### Seitenauszug
= = = =
Der Komponist braucht dafür vier Personen, die in knappen Szenen ohne viel Handlung diese verschiedenen Spielarten durchleben bis zum Mord des Gatten an seiner Frau.

Die Konzentration auf die vier Personen wird durch die Konzentration auf die Stimmen noch verstärkt. Das Orchester (hier das Klangforum Wien unter seinem Gründer Beat FURRER) hat nur leise behutsame Begleitfunktion, die Stimmen tragen das gesamte Stück von gut einer Stunde Dauer. Diese sind breit über das Spektrum verteilt, vom Sopran der Frau (Annette STRICKER) über den Bariton des unglücklich verliebten Dieners (Simon JAUNIN), den Baß-Bariton des Mannes (Otto KATZAMEIER) und den Countertenor des Gastes und Liebhabers (Kai WESSEL). Der Gesang kommt bruchstückhaft abgehackt, von manchmal asiatisch anmutender Linie, fast wie Sprechgesang.
= = = =
### Aufgabe 1
Gib aus dem Seitenauszug alles von „Der Komponist braucht“ bis hinunter zu „an seiner Frau.“ wortgetreu wieder.
Der Seitenauszug und die Zeilen haben nichts miteinander zu tun.

### Bereitgestellte Daten
= = = =
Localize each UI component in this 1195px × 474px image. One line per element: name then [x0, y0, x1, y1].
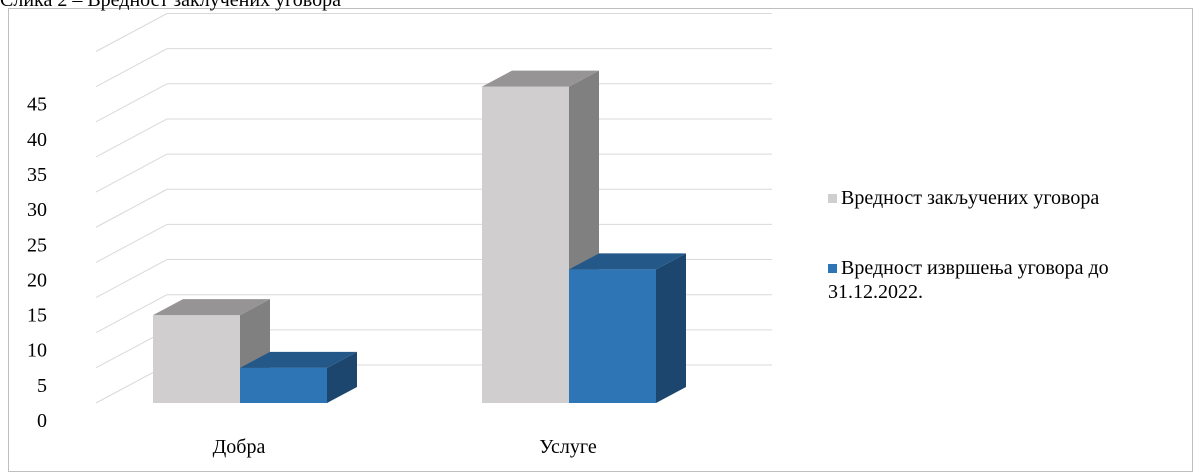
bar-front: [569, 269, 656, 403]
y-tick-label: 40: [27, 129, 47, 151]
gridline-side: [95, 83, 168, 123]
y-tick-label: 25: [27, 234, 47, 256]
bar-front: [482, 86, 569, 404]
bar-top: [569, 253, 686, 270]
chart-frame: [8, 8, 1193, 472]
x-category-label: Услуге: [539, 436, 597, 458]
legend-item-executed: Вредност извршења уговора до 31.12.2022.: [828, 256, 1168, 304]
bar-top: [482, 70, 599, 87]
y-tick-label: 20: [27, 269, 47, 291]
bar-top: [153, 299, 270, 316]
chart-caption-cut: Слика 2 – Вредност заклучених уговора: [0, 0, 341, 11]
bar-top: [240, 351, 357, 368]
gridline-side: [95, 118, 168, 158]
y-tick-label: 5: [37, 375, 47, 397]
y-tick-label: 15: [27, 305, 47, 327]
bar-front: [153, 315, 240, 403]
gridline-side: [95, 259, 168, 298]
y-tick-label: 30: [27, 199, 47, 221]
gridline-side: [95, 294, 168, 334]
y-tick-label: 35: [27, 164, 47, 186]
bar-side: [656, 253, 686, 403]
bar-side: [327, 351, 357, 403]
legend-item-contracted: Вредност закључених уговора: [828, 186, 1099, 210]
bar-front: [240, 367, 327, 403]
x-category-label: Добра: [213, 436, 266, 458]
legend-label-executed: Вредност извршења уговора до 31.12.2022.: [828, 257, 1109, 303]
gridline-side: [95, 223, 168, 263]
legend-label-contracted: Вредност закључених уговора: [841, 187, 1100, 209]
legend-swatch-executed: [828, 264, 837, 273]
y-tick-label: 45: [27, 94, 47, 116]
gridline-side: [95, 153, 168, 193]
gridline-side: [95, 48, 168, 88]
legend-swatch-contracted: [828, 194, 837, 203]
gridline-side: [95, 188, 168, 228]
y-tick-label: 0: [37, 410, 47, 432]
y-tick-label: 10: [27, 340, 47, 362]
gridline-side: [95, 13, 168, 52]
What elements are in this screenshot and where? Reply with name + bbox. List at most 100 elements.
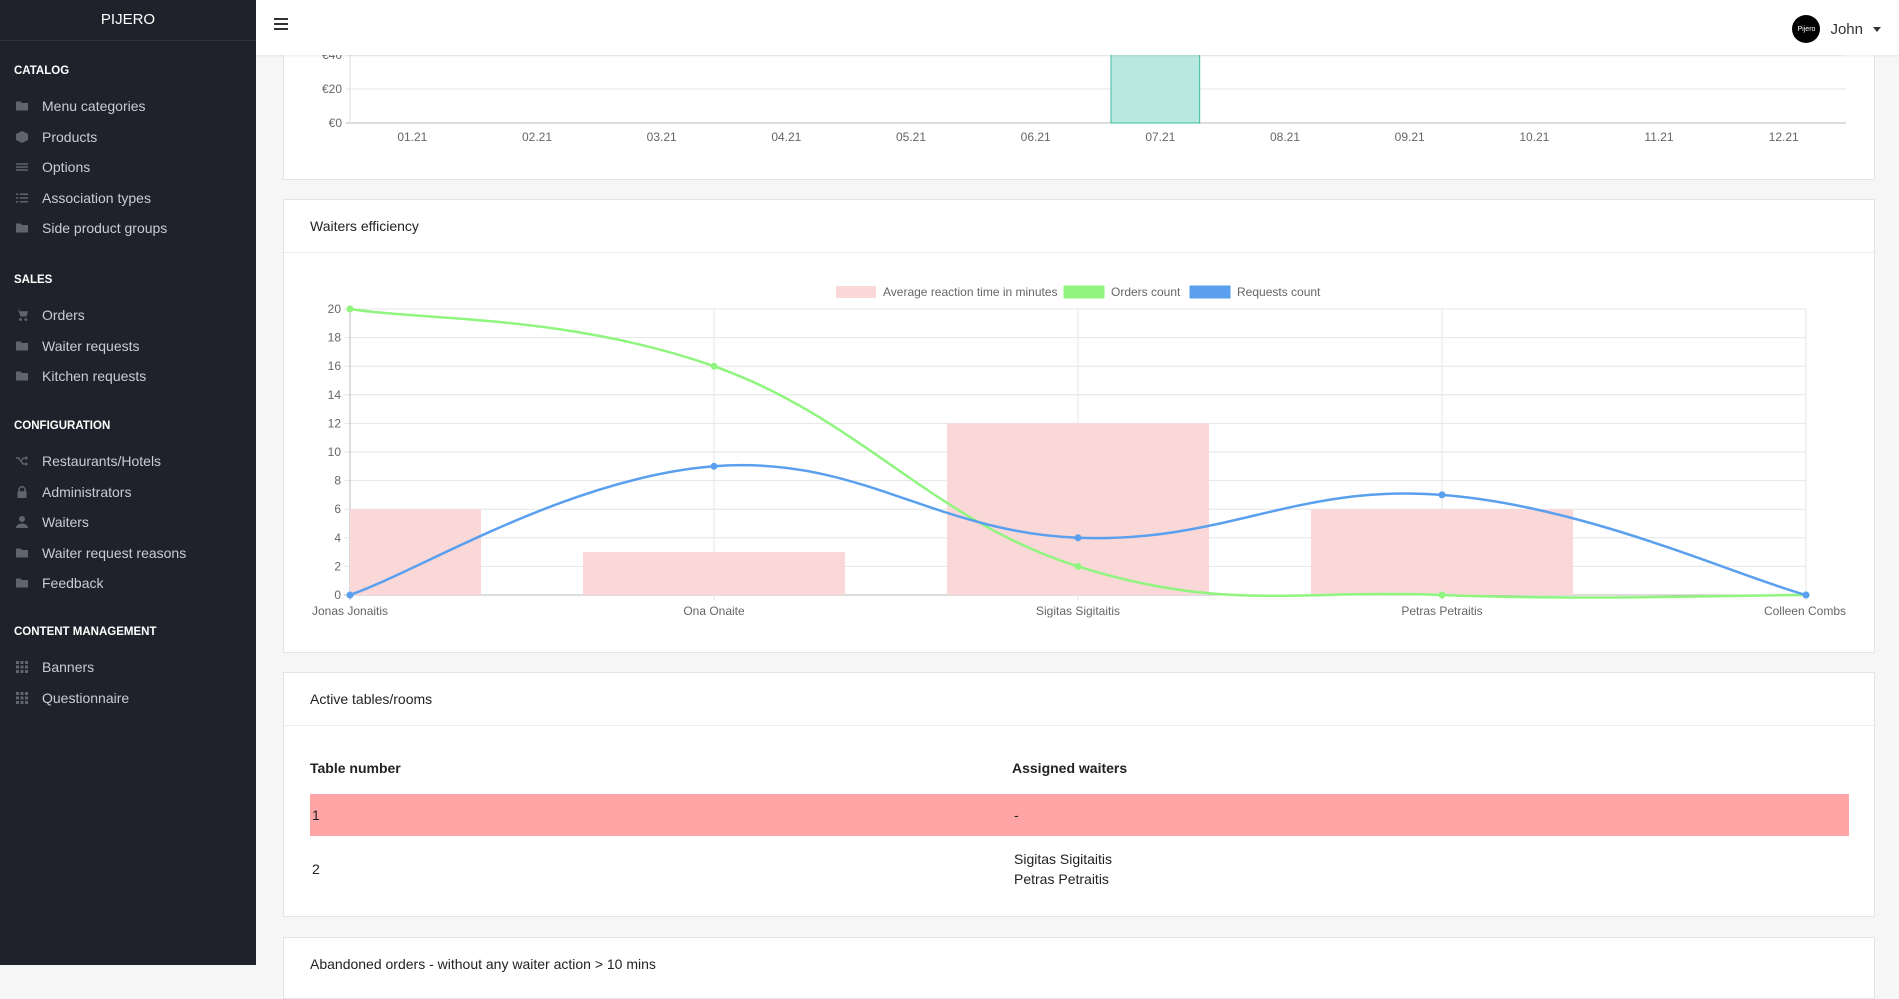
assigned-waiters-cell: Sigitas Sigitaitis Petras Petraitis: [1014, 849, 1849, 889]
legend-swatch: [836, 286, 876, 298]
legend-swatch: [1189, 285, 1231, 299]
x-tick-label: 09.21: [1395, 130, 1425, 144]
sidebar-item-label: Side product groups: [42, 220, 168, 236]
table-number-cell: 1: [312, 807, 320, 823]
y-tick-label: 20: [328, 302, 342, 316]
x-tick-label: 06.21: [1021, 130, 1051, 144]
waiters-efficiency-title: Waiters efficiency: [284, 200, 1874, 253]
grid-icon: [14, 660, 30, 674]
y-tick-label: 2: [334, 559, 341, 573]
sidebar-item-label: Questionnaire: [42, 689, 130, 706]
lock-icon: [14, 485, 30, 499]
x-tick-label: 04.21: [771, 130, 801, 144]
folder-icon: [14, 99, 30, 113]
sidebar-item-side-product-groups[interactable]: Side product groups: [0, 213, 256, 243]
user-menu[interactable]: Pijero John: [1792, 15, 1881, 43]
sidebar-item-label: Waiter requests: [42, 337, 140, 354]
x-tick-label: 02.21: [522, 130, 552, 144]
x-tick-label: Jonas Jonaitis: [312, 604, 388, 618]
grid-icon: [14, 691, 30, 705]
= = = =
### Aufgabe 2
Schreibe aus den bereitgestellten Zeilen alles von der Zeile mit „bar-front: [569, 269, 656, 403]“ bis hinunter zur Zeile mit „What elements are“ unverändert ab, beide Zeilen eingeschlossen.

### Ergebnis 1
Der Komponist braucht dafür vier Personen, die in knappen Szenen ohne viel Handlung diese verschiedenen Spielarten durchleben bis zum Mord des Gatten an seiner Frau.

### Ergebnis 2
bar-front: [569, 269, 656, 403]
y-tick-label: 40: [27, 129, 47, 151]
gridline-side: [95, 83, 168, 123]
y-tick-label: 25: [27, 234, 47, 256]
bar-front: [482, 86, 569, 404]
bar-top: [569, 253, 686, 270]
chart-frame: [8, 8, 1193, 472]
x-category-label: Услуге: [539, 436, 597, 458]
legend-item-executed: Вредност извршења уговора до 31.12.2022.: [828, 256, 1168, 304]
bar-top: [482, 70, 599, 87]
y-tick-label: 20: [27, 269, 47, 291]
bar-top: [153, 299, 270, 316]
chart-caption-cut: Слика 2 – Вредност заклучених уговора: [0, 0, 341, 11]
bar-top: [240, 351, 357, 368]
gridline-side: [95, 118, 168, 158]
y-tick-label: 5: [37, 375, 47, 397]
y-tick-label: 15: [27, 305, 47, 327]
bar-front: [153, 315, 240, 403]
gridline-side: [95, 259, 168, 298]
y-tick-label: 30: [27, 199, 47, 221]
gridline-side: [95, 294, 168, 334]
y-tick-label: 35: [27, 164, 47, 186]
bar-side: [656, 253, 686, 403]
bar-side: [327, 351, 357, 403]
legend-item-contracted: Вредност закључених уговора: [828, 186, 1099, 210]
bar-front: [240, 367, 327, 403]
x-category-label: Добра: [213, 436, 266, 458]
legend-label-executed: Вредност извршења уговора до 31.12.2022.: [828, 257, 1109, 303]
gridline-side: [95, 223, 168, 263]
legend-label-contracted: Вредност закључених уговора: [841, 187, 1100, 209]
legend-swatch-executed: [828, 264, 837, 273]
y-tick-label: 45: [27, 94, 47, 116]
gridline-side: [95, 153, 168, 193]
gridline-side: [95, 48, 168, 88]
legend-swatch-contracted: [828, 194, 837, 203]
gridline-side: [95, 188, 168, 228]
y-tick-label: 0: [37, 410, 47, 432]
y-tick-label: 10: [27, 340, 47, 362]
gridline-side: [95, 13, 168, 52]
What elements are in this screenshot and where? Reply with name + bbox. List at most 100 elements.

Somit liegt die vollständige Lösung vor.